[start Dataset entries]

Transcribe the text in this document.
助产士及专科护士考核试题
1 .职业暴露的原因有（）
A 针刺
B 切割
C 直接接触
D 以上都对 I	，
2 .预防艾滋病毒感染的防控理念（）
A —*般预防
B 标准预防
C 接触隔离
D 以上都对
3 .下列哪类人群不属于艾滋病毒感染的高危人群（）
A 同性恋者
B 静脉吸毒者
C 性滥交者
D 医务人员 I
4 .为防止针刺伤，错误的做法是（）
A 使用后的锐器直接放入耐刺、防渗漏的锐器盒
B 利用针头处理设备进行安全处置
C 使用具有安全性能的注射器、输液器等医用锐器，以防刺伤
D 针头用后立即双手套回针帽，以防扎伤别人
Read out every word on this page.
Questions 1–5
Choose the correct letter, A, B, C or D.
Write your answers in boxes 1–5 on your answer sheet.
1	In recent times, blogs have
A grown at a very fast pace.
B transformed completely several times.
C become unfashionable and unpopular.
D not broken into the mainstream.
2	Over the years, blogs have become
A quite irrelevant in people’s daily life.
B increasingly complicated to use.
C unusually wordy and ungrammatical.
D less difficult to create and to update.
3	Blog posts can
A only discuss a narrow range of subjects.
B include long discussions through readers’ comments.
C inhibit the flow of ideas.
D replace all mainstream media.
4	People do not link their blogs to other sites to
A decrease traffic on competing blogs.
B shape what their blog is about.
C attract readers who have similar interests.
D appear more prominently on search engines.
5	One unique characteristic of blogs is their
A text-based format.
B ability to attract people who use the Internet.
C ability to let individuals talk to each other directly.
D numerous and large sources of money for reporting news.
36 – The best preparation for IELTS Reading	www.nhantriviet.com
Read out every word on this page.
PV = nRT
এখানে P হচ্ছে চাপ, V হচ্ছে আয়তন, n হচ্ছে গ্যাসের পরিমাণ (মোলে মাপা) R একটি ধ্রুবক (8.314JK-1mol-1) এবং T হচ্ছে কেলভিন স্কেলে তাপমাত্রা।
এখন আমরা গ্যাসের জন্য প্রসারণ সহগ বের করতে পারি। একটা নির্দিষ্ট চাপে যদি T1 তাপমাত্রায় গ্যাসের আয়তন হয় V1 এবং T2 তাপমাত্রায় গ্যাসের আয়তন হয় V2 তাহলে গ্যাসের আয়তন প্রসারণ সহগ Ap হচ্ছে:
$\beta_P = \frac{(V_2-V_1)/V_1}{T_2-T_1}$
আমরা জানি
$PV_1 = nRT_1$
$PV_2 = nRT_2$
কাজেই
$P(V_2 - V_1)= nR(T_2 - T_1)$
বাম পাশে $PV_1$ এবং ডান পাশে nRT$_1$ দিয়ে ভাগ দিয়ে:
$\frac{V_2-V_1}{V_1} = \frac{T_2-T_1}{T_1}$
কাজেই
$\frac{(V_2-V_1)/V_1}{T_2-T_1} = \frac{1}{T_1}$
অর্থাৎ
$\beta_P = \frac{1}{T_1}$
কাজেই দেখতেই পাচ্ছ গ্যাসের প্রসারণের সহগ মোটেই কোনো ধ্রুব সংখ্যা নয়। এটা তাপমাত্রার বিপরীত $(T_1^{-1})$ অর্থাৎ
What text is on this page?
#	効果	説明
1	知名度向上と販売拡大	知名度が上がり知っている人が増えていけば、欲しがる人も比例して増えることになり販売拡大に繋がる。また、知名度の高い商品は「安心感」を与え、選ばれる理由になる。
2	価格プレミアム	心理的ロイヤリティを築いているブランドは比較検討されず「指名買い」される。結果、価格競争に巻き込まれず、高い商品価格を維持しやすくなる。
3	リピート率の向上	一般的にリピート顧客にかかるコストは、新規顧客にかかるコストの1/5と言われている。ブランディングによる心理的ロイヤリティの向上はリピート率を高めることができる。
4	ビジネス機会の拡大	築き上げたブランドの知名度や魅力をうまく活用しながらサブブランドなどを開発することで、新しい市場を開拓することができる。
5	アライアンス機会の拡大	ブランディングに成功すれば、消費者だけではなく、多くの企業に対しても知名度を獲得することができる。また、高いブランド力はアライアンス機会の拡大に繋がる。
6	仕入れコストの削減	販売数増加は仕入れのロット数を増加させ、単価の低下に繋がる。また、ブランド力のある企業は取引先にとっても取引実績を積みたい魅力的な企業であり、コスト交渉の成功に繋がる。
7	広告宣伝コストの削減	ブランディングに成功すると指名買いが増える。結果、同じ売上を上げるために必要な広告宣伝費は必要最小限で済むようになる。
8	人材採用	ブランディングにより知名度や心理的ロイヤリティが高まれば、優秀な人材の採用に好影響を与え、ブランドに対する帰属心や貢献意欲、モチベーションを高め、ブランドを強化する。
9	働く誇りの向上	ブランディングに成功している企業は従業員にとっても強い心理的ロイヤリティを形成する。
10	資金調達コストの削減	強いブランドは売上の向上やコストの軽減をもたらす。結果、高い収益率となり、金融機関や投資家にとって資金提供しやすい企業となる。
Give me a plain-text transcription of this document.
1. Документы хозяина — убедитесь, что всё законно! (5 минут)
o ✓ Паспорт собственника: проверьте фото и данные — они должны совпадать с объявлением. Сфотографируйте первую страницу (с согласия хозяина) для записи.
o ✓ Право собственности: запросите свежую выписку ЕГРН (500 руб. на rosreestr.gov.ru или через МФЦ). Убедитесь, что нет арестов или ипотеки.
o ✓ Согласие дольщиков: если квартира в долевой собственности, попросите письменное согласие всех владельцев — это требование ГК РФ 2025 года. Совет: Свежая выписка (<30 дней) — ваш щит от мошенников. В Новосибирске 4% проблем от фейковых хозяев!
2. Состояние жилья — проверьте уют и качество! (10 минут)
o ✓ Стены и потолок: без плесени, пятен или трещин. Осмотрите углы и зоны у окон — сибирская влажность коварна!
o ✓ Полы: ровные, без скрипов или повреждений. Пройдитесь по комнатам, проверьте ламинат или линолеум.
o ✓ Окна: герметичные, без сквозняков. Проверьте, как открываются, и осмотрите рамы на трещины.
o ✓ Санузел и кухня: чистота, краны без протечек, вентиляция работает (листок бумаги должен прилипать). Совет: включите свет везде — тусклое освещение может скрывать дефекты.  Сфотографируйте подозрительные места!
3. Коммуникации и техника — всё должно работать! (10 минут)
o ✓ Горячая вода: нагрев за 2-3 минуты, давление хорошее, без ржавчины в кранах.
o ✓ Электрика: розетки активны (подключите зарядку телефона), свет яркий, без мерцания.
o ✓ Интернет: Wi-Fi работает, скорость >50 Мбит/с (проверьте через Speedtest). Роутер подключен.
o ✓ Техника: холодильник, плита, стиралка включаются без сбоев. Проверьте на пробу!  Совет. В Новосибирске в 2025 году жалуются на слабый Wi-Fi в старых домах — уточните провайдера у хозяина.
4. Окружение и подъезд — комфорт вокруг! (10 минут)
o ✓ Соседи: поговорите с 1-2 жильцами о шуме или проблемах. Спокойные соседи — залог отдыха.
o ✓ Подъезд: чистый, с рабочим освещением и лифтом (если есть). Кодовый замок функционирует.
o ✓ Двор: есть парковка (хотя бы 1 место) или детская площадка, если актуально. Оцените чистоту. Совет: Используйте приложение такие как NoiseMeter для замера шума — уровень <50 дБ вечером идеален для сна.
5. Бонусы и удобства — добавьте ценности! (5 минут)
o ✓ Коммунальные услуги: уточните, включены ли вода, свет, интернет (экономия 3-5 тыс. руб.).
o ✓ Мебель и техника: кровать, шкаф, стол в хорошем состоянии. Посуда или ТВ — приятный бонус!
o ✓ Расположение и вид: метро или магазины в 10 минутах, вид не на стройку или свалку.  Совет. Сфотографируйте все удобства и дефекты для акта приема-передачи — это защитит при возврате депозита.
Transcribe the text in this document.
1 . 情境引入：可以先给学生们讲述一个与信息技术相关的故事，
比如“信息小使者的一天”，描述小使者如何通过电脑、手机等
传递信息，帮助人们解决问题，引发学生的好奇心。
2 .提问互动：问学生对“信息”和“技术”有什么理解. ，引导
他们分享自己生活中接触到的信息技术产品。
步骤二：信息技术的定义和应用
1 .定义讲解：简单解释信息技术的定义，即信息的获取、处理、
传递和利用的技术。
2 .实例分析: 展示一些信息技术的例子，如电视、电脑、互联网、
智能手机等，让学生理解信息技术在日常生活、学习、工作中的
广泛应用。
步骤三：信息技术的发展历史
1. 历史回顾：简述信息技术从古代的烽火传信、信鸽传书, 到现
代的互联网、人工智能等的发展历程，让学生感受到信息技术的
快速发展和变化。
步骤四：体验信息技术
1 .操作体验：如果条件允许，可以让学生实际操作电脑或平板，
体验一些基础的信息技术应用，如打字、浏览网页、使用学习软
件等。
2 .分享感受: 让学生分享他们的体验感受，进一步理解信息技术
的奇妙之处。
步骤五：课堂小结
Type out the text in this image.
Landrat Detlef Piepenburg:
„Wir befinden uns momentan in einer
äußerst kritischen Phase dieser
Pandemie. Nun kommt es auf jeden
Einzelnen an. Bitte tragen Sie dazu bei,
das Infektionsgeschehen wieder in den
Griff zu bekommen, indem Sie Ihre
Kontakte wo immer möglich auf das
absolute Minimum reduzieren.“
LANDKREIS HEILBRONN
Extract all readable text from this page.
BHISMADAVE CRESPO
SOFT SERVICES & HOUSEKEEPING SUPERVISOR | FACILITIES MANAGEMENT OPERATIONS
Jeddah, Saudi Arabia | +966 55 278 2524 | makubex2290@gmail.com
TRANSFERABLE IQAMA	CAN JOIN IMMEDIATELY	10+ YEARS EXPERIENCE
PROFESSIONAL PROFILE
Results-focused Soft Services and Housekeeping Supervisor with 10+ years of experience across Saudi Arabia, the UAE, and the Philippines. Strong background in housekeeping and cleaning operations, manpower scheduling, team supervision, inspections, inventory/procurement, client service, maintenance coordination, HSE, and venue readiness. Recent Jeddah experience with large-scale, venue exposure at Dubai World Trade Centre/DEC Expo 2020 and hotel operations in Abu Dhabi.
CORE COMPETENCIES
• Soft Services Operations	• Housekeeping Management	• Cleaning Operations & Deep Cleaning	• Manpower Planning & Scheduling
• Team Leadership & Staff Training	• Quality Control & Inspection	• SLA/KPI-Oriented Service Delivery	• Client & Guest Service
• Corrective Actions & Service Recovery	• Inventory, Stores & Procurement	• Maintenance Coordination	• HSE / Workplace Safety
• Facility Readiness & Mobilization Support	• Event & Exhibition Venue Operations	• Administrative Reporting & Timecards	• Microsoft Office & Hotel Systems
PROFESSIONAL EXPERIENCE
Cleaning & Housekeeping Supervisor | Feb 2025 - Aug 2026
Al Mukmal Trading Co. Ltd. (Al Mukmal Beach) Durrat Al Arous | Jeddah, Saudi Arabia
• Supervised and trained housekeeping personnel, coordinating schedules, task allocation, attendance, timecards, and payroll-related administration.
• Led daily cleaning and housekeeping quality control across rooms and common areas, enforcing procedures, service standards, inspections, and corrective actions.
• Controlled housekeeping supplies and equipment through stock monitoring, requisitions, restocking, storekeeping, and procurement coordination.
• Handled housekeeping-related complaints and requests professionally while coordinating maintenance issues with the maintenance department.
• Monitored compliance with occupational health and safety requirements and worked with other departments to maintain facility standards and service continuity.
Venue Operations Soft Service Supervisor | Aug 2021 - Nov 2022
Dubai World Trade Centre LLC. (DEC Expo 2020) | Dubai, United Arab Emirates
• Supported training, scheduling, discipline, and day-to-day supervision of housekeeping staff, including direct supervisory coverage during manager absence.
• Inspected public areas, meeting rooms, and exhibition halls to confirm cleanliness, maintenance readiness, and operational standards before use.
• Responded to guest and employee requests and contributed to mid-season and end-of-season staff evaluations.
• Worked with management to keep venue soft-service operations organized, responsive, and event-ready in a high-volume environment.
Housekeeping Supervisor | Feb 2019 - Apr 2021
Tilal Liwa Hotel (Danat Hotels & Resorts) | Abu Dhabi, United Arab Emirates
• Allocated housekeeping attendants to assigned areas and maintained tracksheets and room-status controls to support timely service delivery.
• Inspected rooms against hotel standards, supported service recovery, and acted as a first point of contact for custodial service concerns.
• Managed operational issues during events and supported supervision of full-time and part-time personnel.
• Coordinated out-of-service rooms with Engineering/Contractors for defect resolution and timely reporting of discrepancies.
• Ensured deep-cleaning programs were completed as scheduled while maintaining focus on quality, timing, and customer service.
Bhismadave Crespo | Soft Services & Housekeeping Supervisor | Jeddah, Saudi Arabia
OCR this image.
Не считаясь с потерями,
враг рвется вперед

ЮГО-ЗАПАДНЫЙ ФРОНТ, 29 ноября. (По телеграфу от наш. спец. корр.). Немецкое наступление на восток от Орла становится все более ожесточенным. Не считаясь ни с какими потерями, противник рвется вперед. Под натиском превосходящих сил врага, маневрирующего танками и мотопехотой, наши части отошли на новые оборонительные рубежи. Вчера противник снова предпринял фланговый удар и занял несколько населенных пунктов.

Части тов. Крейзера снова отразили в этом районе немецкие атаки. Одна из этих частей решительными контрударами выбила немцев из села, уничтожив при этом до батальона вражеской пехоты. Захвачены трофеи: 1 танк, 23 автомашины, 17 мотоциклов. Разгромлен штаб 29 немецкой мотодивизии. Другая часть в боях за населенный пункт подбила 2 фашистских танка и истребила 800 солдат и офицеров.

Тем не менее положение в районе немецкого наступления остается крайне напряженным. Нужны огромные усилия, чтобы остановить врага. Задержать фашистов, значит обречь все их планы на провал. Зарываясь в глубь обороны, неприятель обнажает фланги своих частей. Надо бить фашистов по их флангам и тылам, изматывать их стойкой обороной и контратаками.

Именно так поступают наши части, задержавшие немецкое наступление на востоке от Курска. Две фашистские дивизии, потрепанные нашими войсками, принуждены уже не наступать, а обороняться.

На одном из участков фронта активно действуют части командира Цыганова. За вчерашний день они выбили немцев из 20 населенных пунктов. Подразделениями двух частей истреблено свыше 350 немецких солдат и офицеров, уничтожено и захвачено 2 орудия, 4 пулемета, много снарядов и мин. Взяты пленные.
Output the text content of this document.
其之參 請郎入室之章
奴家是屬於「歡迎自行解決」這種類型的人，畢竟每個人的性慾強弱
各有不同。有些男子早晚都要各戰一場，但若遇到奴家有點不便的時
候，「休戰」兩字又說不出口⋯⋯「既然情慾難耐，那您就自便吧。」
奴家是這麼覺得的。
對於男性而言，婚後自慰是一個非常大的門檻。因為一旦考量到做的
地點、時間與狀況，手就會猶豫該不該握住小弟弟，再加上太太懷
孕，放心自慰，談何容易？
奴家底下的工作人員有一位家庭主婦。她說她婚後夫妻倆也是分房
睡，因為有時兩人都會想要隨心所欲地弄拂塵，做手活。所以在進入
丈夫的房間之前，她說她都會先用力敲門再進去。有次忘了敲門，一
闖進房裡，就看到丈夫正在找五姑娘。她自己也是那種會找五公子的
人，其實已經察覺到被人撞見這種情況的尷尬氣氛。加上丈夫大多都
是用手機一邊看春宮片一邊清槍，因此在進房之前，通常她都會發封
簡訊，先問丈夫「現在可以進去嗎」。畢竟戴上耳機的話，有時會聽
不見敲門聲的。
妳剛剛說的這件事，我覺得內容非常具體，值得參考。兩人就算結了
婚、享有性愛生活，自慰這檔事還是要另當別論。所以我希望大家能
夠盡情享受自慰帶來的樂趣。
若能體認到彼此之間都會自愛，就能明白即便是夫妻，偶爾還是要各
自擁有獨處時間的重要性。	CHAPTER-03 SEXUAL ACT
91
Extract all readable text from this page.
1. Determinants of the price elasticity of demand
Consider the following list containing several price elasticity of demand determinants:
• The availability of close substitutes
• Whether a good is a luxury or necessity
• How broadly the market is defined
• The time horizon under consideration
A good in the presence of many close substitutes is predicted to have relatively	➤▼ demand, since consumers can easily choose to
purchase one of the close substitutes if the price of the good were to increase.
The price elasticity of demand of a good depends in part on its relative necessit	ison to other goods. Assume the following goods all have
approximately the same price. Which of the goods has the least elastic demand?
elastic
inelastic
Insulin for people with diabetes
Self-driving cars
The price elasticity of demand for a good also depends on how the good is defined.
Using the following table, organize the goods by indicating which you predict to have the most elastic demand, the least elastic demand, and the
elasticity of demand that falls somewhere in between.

[end Dataset entries]

Task directions
Gather each line in the data that holds the string "свет".

Answer to the task
o ✓ Санузел и кухня: чистота, краны без протечек, вентиляция работает (листок бумаги должен прилипать). Совет: включите свет везде — тусклое освещение может скрывать дефекты.  Сфотографируйте подозрительные места!
o ✓ Электрика: розетки активны (подключите зарядку телефона), свет яркий, без мерцания.
o ✓ Коммунальные услуги: уточните, включены ли вода, свет, интернет (экономия 3-5 тыс. руб.).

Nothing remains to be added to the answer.